** start **

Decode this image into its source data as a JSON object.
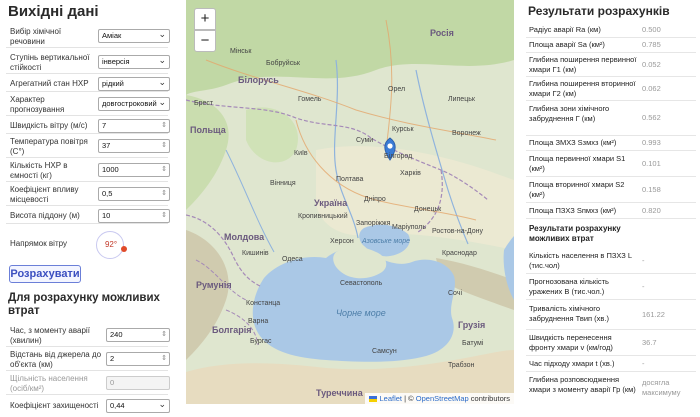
{
  "left": {
    "title": "Вихідні дані",
    "fields": [
      {
        "label": "Вибір хімічної речовини",
        "value": "Аміак",
        "kind": "select"
      },
      {
        "label": "Ступінь вертикальної стійкості",
        "value": "інверсія",
        "kind": "select"
      },
      {
        "label": "Агрегатний стан НХР",
        "value": "рідкий",
        "kind": "select"
      },
      {
        "label": "Характер прогнозування",
        "value": "довгостроковий",
        "kind": "select"
      },
      {
        "label": "Швидкість вітру (м/с)",
        "value": "7",
        "kind": "number"
      },
      {
        "label": "Температура повітря (C°)",
        "value": "37",
        "kind": "number"
      },
      {
        "label": "Кількість НХР в ємності (кг)",
        "value": "1000",
        "kind": "number"
      },
      {
        "label": "Коефіцієнт впливу місцевості",
        "value": "0,5",
        "kind": "number"
      },
      {
        "label": "Висота піддону (м)",
        "value": "10",
        "kind": "number"
      }
    ],
    "wind_label": "Напрямок вітру",
    "wind_value": "92°",
    "calc_button": "Розрахувати",
    "title2": "Для розрахунку можливих втрат",
    "fields2": [
      {
        "label": "Час, з моменту аварії (хвилин)",
        "value": "240",
        "kind": "number"
      },
      {
        "label": "Відстань від джерела до об'єкта (км)",
        "value": "2",
        "kind": "number"
      },
      {
        "label": "Щільність населення (осіб/км²)",
        "value": "0",
        "kind": "disabled"
      },
      {
        "label": "Коефіцієнт захищеності",
        "value": "0,44",
        "kind": "select"
      }
    ]
  },
  "map": {
    "zoom_in": "+",
    "zoom_out": "−",
    "attribution_leaflet": "Leaflet",
    "attribution_sep": " | © ",
    "attribution_osm": "OpenStreetMap",
    "attribution_tail": " contributors",
    "countries": [
      "Білорусь",
      "Росія",
      "Україна",
      "Польща",
      "Молдова",
      "Румунія",
      "Болгарія",
      "Грузія",
      "Туреччина"
    ],
    "cities": [
      "Мінськ",
      "Бобруйськ",
      "Брест",
      "Гомель",
      "Орел",
      "Липецьк",
      "Курськ",
      "Білгород",
      "Суми",
      "Київ",
      "Полтава",
      "Харків",
      "Вінниця",
      "Дніпро",
      "Донецьк",
      "Кропивницький",
      "Запоріжжя",
      "Кишинів",
      "Одеса",
      "Херсон",
      "Маріуполь",
      "Краснодар",
      "Констанца",
      "Варна",
      "Бургас",
      "Севастополь",
      "Самсун",
      "Трабзон",
      "Батумі",
      "Сочі",
      "Ростов-на-Дону",
      "Воронеж"
    ],
    "seas": [
      "Азовське море",
      "Чорне море"
    ]
  },
  "right": {
    "title": "Результати розрахунків",
    "rows": [
      {
        "label": "Радіус аварії Ra (км)",
        "value": "0.500"
      },
      {
        "label": "Площа аварії Sa (км²)",
        "value": "0.785"
      },
      {
        "label": "Глибина поширення первинної хмари Г1 (км)",
        "value": "0.052"
      },
      {
        "label": "Глибина поширення вторинної хмари Г2 (км)",
        "value": "0.062"
      },
      {
        "label": "Глибина зони хімічного забруднення Г (км)",
        "value": "0.562"
      },
      {
        "label": "Площа ЗМХЗ Sзмхз (км²)",
        "value": "0.993"
      },
      {
        "label": "Площа первинної хмари S1 (км²)",
        "value": "0.101"
      },
      {
        "label": "Площа вторинної хмари S2 (км²)",
        "value": "0.158"
      },
      {
        "label": "Площа ПЗХЗ Sпмхз (км²)",
        "value": "0.820"
      }
    ],
    "section": "Результати розрахунку можливих втрат",
    "rows2": [
      {
        "label": "Кількість населення в ПЗХЗ L (тис.чол)",
        "value": "-"
      },
      {
        "label": "Прогнозована кількість уражених В (тис.чол.)",
        "value": "-"
      },
      {
        "label": "Тривалість хімічного забруднення Твип (хв.)",
        "value": "161.22"
      },
      {
        "label": "Швидкість перенесення фронту хмари v (км/год)",
        "value": "36.7"
      },
      {
        "label": "Час підходу хмари t (хв.)",
        "value": "-"
      },
      {
        "label": "Глибина розповсюдження хмари з моменту аварії Гр (км)",
        "value": "досягла максимуму"
      }
    ]
  }
}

** end **

BRIEF » Quote every line of the records above exactly; no picture is to be copied.

EXERCISE RESULT »
Decode this image into its source data as a JSON object.
{
  "left": {
    "title": "Вихідні дані",
    "fields": [
      {
        "label": "Вибір хімічної речовини",
        "value": "Аміак",
        "kind": "select"
      },
      {
        "label": "Ступінь вертикальної стійкості",
        "value": "інверсія",
        "kind": "select"
      },
      {
        "label": "Агрегатний стан НХР",
        "value": "рідкий",
        "kind": "select"
      },
      {
        "label": "Характер прогнозування",
        "value": "довгостроковий",
        "kind": "select"
      },
      {
        "label": "Швидкість вітру (м/с)",
        "value": "7",
        "kind": "number"
      },
      {
        "label": "Температура повітря (C°)",
        "value": "37",
        "kind": "number"
      },
      {
        "label": "Кількість НХР в ємності (кг)",
        "value": "1000",
        "kind": "number"
      },
      {
        "label": "Коефіцієнт впливу місцевості",
        "value": "0,5",
        "kind": "number"
      },
      {
        "label": "Висота піддону (м)",
        "value": "10",
        "kind": "number"
      }
    ],
    "wind_label": "Напрямок вітру",
    "wind_value": "92°",
    "calc_button": "Розрахувати",
    "title2": "Для розрахунку можливих втрат",
    "fields2": [
      {
        "label": "Час, з моменту аварії (хвилин)",
        "value": "240",
        "kind": "number"
      },
      {
        "label": "Відстань від джерела до об'єкта (км)",
        "value": "2",
        "kind": "number"
      },
      {
        "label": "Щільність населення (осіб/км²)",
        "value": "0",
        "kind": "disabled"
      },
      {
        "label": "Коефіцієнт захищеності",
        "value": "0,44",
        "kind": "select"
      }
    ]
  },
  "map": {
    "zoom_in": "+",
    "zoom_out": "−",
    "attribution_leaflet": "Leaflet",
    "attribution_sep": " | © ",
    "attribution_osm": "OpenStreetMap",
    "attribution_tail": " contributors",
    "countries": [
      "Білорусь",
      "Росія",
      "Україна",
      "Польща",
      "Молдова",
      "Румунія",
      "Болгарія",
      "Грузія",
      "Туреччина"
    ],
    "cities": [
      "Мінськ",
      "Бобруйськ",
      "Брест",
      "Гомель",
      "Орел",
      "Липецьк",
      "Курськ",
      "Білгород",
      "Суми",
      "Київ",
      "Полтава",
      "Харків",
      "Вінниця",
      "Дніпро",
      "Донецьк",
      "Кропивницький",
      "Запоріжжя",
      "Кишинів",
      "Одеса",
      "Херсон",
      "Маріуполь",
      "Краснодар",
      "Констанца",
      "Варна",
      "Бургас",
      "Севастополь",
      "Самсун",
      "Трабзон",
      "Батумі",
      "Сочі",
      "Ростов-на-Дону",
      "Воронеж"
    ],
    "seas": [
      "Азовське море",
      "Чорне море"
    ]
  },
  "right": {
    "title": "Результати розрахунків",
    "rows": [
      {
        "label": "Радіус аварії Ra (км)",
        "value": "0.500"
      },
      {
        "label": "Площа аварії Sa (км²)",
        "value": "0.785"
      },
      {
        "label": "Глибина поширення первинної хмари Г1 (км)",
        "value": "0.052"
      },
      {
        "label": "Глибина поширення вторинної хмари Г2 (км)",
        "value": "0.062"
      },
      {
        "label": "Глибина зони хімічного забруднення Г (км)",
        "value": "0.562"
      },
      {
        "label": "Площа ЗМХЗ Sзмхз (км²)",
        "value": "0.993"
      },
      {
        "label": "Площа первинної хмари S1 (км²)",
        "value": "0.101"
      },
      {
        "label": "Площа вторинної хмари S2 (км²)",
        "value": "0.158"
      },
      {
        "label": "Площа ПЗХЗ Sпмхз (км²)",
        "value": "0.820"
      }
    ],
    "section": "Результати розрахунку можливих втрат",
    "rows2": [
      {
        "label": "Кількість населення в ПЗХЗ L (тис.чол)",
        "value": "-"
      },
      {
        "label": "Прогнозована кількість уражених В (тис.чол.)",
        "value": "-"
      },
      {
        "label": "Тривалість хімічного забруднення Твип (хв.)",
        "value": "161.22"
      },
      {
        "label": "Швидкість перенесення фронту хмари v (км/год)",
        "value": "36.7"
      },
      {
        "label": "Час підходу хмари t (хв.)",
        "value": "-"
      },
      {
        "label": "Глибина розповсюдження хмари з моменту аварії Гр (км)",
        "value": "досягла максимуму"
      }
    ]
  }
}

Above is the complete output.